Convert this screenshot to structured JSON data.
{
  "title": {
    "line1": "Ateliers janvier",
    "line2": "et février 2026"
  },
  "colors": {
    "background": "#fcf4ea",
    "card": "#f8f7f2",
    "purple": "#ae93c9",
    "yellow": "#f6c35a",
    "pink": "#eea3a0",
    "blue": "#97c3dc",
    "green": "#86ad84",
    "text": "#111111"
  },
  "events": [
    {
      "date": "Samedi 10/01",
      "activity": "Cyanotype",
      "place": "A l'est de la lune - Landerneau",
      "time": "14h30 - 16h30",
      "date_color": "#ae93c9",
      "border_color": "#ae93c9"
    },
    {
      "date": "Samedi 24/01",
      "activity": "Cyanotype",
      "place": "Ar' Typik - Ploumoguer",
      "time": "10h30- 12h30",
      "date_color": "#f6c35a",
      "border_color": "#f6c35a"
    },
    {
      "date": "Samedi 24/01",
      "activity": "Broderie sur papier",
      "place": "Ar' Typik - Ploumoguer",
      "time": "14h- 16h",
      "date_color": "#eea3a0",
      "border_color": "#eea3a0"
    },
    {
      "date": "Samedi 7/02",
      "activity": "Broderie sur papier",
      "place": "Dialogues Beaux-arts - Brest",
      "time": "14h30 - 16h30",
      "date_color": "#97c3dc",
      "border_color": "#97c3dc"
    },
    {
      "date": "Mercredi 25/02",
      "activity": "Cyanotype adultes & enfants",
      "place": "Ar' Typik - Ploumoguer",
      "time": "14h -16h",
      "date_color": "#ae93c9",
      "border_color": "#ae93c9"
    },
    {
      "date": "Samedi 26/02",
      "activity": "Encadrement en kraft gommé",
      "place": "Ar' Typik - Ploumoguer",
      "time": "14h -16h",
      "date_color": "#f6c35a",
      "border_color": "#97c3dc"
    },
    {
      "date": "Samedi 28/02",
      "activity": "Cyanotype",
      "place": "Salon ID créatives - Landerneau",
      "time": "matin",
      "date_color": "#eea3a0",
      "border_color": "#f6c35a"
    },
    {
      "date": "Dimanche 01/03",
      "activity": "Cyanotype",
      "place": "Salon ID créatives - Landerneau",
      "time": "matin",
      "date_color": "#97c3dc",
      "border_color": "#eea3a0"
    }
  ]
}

EXERCISE INSTRUCTIONS:
Transcribe the material above in its entirety. Match it exactly.

ANSWER FOR THE TASK:
Convert this screenshot to structured JSON data.
{
  "title": {
    "line1": "Ateliers janvier",
    "line2": "et février 2026"
  },
  "colors": {
    "background": "#fcf4ea",
    "card": "#f8f7f2",
    "purple": "#ae93c9",
    "yellow": "#f6c35a",
    "pink": "#eea3a0",
    "blue": "#97c3dc",
    "green": "#86ad84",
    "text": "#111111"
  },
  "events": [
    {
      "date": "Samedi 10/01",
      "activity": "Cyanotype",
      "place": "A l'est de la lune - Landerneau",
      "time": "14h30 - 16h30",
      "date_color": "#ae93c9",
      "border_color": "#ae93c9"
    },
    {
      "date": "Samedi 24/01",
      "activity": "Cyanotype",
      "place": "Ar' Typik - Ploumoguer",
      "time": "10h30- 12h30",
      "date_color": "#f6c35a",
      "border_color": "#f6c35a"
    },
    {
      "date": "Samedi 24/01",
      "activity": "Broderie sur papier",
      "place": "Ar' Typik - Ploumoguer",
      "time": "14h- 16h",
      "date_color": "#eea3a0",
      "border_color": "#eea3a0"
    },
    {
      "date": "Samedi 7/02",
      "activity": "Broderie sur papier",
      "place": "Dialogues Beaux-arts - Brest",
      "time": "14h30 - 16h30",
      "date_color": "#97c3dc",
      "border_color": "#97c3dc"
    },
    {
      "date": "Mercredi 25/02",
      "activity": "Cyanotype adultes & enfants",
      "place": "Ar' Typik - Ploumoguer",
      "time": "14h -16h",
      "date_color": "#ae93c9",
      "border_color": "#ae93c9"
    },
    {
      "date": "Samedi 26/02",
      "activity": "Encadrement en kraft gommé",
      "place": "Ar' Typik - Ploumoguer",
      "time": "14h -16h",
      "date_color": "#f6c35a",
      "border_color": "#97c3dc"
    },
    {
      "date": "Samedi 28/02",
      "activity": "Cyanotype",
      "place": "Salon ID créatives - Landerneau",
      "time": "matin",
      "date_color": "#eea3a0",
      "border_color": "#f6c35a"
    },
    {
      "date": "Dimanche 01/03",
      "activity": "Cyanotype",
      "place": "Salon ID créatives - Landerneau",
      "time": "matin",
      "date_color": "#97c3dc",
      "border_color": "#eea3a0"
    }
  ]
}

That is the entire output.